-- Start Dataset extract --
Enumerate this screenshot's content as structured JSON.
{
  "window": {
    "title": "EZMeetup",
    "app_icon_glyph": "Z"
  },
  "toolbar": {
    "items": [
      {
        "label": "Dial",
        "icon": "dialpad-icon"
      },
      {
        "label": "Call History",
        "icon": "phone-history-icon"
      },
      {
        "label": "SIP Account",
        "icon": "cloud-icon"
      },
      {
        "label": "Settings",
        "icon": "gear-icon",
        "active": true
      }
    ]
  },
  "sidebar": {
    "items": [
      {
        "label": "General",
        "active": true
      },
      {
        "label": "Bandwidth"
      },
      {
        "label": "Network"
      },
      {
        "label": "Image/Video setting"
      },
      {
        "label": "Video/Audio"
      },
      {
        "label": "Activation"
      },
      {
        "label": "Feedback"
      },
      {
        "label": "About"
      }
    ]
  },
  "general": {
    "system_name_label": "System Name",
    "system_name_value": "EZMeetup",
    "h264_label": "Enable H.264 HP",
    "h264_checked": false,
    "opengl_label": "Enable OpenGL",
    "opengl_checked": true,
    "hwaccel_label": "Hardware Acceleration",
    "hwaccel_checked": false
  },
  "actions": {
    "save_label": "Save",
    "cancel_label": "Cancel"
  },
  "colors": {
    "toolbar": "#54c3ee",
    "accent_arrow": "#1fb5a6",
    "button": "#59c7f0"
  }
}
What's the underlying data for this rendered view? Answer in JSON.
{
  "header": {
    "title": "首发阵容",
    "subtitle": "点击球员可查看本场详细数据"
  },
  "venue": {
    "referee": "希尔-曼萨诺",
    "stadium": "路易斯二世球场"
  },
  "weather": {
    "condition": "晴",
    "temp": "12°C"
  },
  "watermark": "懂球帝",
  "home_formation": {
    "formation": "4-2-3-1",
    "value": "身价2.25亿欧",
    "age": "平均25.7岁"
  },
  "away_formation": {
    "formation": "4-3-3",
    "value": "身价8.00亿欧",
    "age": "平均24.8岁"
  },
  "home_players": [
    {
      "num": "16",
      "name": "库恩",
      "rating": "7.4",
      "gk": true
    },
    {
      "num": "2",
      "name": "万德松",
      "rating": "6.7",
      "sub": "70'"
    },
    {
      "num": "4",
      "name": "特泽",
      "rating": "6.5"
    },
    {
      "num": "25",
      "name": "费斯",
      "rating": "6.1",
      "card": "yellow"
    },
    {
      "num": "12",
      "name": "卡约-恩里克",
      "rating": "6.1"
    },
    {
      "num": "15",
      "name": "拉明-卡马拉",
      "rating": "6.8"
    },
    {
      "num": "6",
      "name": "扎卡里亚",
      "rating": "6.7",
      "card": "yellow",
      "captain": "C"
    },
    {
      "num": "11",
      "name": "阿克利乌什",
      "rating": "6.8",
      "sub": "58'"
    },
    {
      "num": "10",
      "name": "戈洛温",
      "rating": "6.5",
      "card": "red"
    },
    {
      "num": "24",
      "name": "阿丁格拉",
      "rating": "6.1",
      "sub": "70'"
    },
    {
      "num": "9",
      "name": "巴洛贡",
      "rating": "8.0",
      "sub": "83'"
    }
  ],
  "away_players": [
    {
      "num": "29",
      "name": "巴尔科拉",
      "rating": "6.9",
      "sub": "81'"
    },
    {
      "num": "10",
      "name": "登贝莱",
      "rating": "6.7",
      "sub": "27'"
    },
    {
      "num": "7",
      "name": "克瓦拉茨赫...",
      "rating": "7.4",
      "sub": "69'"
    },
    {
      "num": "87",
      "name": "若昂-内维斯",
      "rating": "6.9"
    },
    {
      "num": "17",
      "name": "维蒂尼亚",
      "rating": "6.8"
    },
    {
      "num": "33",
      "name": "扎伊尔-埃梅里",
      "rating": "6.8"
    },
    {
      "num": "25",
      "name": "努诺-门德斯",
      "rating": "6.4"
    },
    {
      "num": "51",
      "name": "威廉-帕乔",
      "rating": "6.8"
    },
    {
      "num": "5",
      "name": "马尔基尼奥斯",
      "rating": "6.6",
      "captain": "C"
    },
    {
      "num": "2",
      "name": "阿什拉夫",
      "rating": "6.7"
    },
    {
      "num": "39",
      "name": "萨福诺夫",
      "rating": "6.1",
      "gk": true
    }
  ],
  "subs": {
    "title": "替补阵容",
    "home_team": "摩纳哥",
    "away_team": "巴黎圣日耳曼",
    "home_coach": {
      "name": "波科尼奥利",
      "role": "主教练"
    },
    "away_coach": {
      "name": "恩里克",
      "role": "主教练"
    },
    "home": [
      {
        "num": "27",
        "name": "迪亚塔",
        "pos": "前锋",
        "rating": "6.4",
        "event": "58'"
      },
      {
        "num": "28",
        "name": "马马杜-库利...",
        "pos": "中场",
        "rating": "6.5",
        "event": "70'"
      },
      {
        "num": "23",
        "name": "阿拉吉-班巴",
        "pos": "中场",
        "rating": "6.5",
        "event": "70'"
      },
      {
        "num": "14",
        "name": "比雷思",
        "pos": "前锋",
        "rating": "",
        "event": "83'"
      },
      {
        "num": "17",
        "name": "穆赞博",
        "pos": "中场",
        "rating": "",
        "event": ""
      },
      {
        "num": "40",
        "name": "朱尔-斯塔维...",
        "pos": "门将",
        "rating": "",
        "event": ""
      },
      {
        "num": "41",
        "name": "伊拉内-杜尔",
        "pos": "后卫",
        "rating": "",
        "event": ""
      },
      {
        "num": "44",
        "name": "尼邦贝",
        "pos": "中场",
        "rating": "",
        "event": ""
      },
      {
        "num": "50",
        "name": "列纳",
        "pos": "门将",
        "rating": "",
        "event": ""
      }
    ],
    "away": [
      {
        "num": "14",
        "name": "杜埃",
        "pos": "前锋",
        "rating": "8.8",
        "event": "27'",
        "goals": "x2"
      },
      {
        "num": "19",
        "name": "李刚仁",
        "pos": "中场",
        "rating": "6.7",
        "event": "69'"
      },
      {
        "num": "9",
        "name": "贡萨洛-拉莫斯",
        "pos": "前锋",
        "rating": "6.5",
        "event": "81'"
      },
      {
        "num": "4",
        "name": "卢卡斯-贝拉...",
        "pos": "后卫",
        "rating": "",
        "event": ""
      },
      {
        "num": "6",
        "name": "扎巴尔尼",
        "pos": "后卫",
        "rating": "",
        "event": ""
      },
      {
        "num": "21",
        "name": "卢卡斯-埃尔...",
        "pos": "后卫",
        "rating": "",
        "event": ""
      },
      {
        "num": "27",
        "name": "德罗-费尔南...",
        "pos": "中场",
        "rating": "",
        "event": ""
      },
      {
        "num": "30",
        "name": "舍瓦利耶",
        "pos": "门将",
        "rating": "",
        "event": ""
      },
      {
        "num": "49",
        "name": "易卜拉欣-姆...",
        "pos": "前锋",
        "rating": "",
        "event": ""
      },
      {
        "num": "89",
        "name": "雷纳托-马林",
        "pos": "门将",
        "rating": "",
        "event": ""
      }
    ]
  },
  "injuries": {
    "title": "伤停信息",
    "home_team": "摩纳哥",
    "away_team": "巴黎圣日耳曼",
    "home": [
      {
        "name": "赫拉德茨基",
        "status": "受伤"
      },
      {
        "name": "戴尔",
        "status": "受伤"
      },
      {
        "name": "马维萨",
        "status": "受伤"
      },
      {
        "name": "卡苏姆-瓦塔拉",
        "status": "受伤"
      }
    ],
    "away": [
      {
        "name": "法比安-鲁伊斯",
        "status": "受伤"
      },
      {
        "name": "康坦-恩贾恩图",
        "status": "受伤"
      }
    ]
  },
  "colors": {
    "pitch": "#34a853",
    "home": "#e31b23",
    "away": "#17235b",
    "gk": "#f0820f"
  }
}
-- End Dataset extract --
Your task:
Reproduce every line of the material above exactly.

The answer:
Enumerate this screenshot's content as structured JSON.
{
  "window": {
    "title": "EZMeetup",
    "app_icon_glyph": "Z"
  },
  "toolbar": {
    "items": [
      {
        "label": "Dial",
        "icon": "dialpad-icon"
      },
      {
        "label": "Call History",
        "icon": "phone-history-icon"
      },
      {
        "label": "SIP Account",
        "icon": "cloud-icon"
      },
      {
        "label": "Settings",
        "icon": "gear-icon",
        "active": true
      }
    ]
  },
  "sidebar": {
    "items": [
      {
        "label": "General",
        "active": true
      },
      {
        "label": "Bandwidth"
      },
      {
        "label": "Network"
      },
      {
        "label": "Image/Video setting"
      },
      {
        "label": "Video/Audio"
      },
      {
        "label": "Activation"
      },
      {
        "label": "Feedback"
      },
      {
        "label": "About"
      }
    ]
  },
  "general": {
    "system_name_label": "System Name",
    "system_name_value": "EZMeetup",
    "h264_label": "Enable H.264 HP",
    "h264_checked": false,
    "opengl_label": "Enable OpenGL",
    "opengl_checked": true,
    "hwaccel_label": "Hardware Acceleration",
    "hwaccel_checked": false
  },
  "actions": {
    "save_label": "Save",
    "cancel_label": "Cancel"
  },
  "colors": {
    "toolbar": "#54c3ee",
    "accent_arrow": "#1fb5a6",
    "button": "#59c7f0"
  }
}
What's the underlying data for this rendered view? Answer in JSON.
{
  "header": {
    "title": "首发阵容",
    "subtitle": "点击球员可查看本场详细数据"
  },
  "venue": {
    "referee": "希尔-曼萨诺",
    "stadium": "路易斯二世球场"
  },
  "weather": {
    "condition": "晴",
    "temp": "12°C"
  },
  "watermark": "懂球帝",
  "home_formation": {
    "formation": "4-2-3-1",
    "value": "身价2.25亿欧",
    "age": "平均25.7岁"
  },
  "away_formation": {
    "formation": "4-3-3",
    "value": "身价8.00亿欧",
    "age": "平均24.8岁"
  },
  "home_players": [
    {
      "num": "16",
      "name": "库恩",
      "rating": "7.4",
      "gk": true
    },
    {
      "num": "2",
      "name": "万德松",
      "rating": "6.7",
      "sub": "70'"
    },
    {
      "num": "4",
      "name": "特泽",
      "rating": "6.5"
    },
    {
      "num": "25",
      "name": "费斯",
      "rating": "6.1",
      "card": "yellow"
    },
    {
      "num": "12",
      "name": "卡约-恩里克",
      "rating": "6.1"
    },
    {
      "num": "15",
      "name": "拉明-卡马拉",
      "rating": "6.8"
    },
    {
      "num": "6",
      "name": "扎卡里亚",
      "rating": "6.7",
      "card": "yellow",
      "captain": "C"
    },
    {
      "num": "11",
      "name": "阿克利乌什",
      "rating": "6.8",
      "sub": "58'"
    },
    {
      "num": "10",
      "name": "戈洛温",
      "rating": "6.5",
      "card": "red"
    },
    {
      "num": "24",
      "name": "阿丁格拉",
      "rating": "6.1",
      "sub": "70'"
    },
    {
      "num": "9",
      "name": "巴洛贡",
      "rating": "8.0",
      "sub": "83'"
    }
  ],
  "away_players": [
    {
      "num": "29",
      "name": "巴尔科拉",
      "rating": "6.9",
      "sub": "81'"
    },
    {
      "num": "10",
      "name": "登贝莱",
      "rating": "6.7",
      "sub": "27'"
    },
    {
      "num": "7",
      "name": "克瓦拉茨赫...",
      "rating": "7.4",
      "sub": "69'"
    },
    {
      "num": "87",
      "name": "若昂-内维斯",
      "rating": "6.9"
    },
    {
      "num": "17",
      "name": "维蒂尼亚",
      "rating": "6.8"
    },
    {
      "num": "33",
      "name": "扎伊尔-埃梅里",
      "rating": "6.8"
    },
    {
      "num": "25",
      "name": "努诺-门德斯",
      "rating": "6.4"
    },
    {
      "num": "51",
      "name": "威廉-帕乔",
      "rating": "6.8"
    },
    {
      "num": "5",
      "name": "马尔基尼奥斯",
      "rating": "6.6",
      "captain": "C"
    },
    {
      "num": "2",
      "name": "阿什拉夫",
      "rating": "6.7"
    },
    {
      "num": "39",
      "name": "萨福诺夫",
      "rating": "6.1",
      "gk": true
    }
  ],
  "subs": {
    "title": "替补阵容",
    "home_team": "摩纳哥",
    "away_team": "巴黎圣日耳曼",
    "home_coach": {
      "name": "波科尼奥利",
      "role": "主教练"
    },
    "away_coach": {
      "name": "恩里克",
      "role": "主教练"
    },
    "home": [
      {
        "num": "27",
        "name": "迪亚塔",
        "pos": "前锋",
        "rating": "6.4",
        "event": "58'"
      },
      {
        "num": "28",
        "name": "马马杜-库利...",
        "pos": "中场",
        "rating": "6.5",
        "event": "70'"
      },
      {
        "num": "23",
        "name": "阿拉吉-班巴",
        "pos": "中场",
        "rating": "6.5",
        "event": "70'"
      },
      {
        "num": "14",
        "name": "比雷思",
        "pos": "前锋",
        "rating": "",
        "event": "83'"
      },
      {
        "num": "17",
        "name": "穆赞博",
        "pos": "中场",
        "rating": "",
        "event": ""
      },
      {
        "num": "40",
        "name": "朱尔-斯塔维...",
        "pos": "门将",
        "rating": "",
        "event": ""
      },
      {
        "num": "41",
        "name": "伊拉内-杜尔",
        "pos": "后卫",
        "rating": "",
        "event": ""
      },
      {
        "num": "44",
        "name": "尼邦贝",
        "pos": "中场",
        "rating": "",
        "event": ""
      },
      {
        "num": "50",
        "name": "列纳",
        "pos": "门将",
        "rating": "",
        "event": ""
      }
    ],
    "away": [
      {
        "num": "14",
        "name": "杜埃",
        "pos": "前锋",
        "rating": "8.8",
        "event": "27'",
        "goals": "x2"
      },
      {
        "num": "19",
        "name": "李刚仁",
        "pos": "中场",
        "rating": "6.7",
        "event": "69'"
      },
      {
        "num": "9",
        "name": "贡萨洛-拉莫斯",
        "pos": "前锋",
        "rating": "6.5",
        "event": "81'"
      },
      {
        "num": "4",
        "name": "卢卡斯-贝拉...",
        "pos": "后卫",
        "rating": "",
        "event": ""
      },
      {
        "num": "6",
        "name": "扎巴尔尼",
        "pos": "后卫",
        "rating": "",
        "event": ""
      },
      {
        "num": "21",
        "name": "卢卡斯-埃尔...",
        "pos": "后卫",
        "rating": "",
        "event": ""
      },
      {
        "num": "27",
        "name": "德罗-费尔南...",
        "pos": "中场",
        "rating": "",
        "event": ""
      },
      {
        "num": "30",
        "name": "舍瓦利耶",
        "pos": "门将",
        "rating": "",
        "event": ""
      },
      {
        "num": "49",
        "name": "易卜拉欣-姆...",
        "pos": "前锋",
        "rating": "",
        "event": ""
      },
      {
        "num": "89",
        "name": "雷纳托-马林",
        "pos": "门将",
        "rating": "",
        "event": ""
      }
    ]
  },
  "injuries": {
    "title": "伤停信息",
    "home_team": "摩纳哥",
    "away_team": "巴黎圣日耳曼",
    "home": [
      {
        "name": "赫拉德茨基",
        "status": "受伤"
      },
      {
        "name": "戴尔",
        "status": "受伤"
      },
      {
        "name": "马维萨",
        "status": "受伤"
      },
      {
        "name": "卡苏姆-瓦塔拉",
        "status": "受伤"
      }
    ],
    "away": [
      {
        "name": "法比安-鲁伊斯",
        "status": "受伤"
      },
      {
        "name": "康坦-恩贾恩图",
        "status": "受伤"
      }
    ]
  },
  "colors": {
    "pitch": "#34a853",
    "home": "#e31b23",
    "away": "#17235b",
    "gk": "#f0820f"
  }
}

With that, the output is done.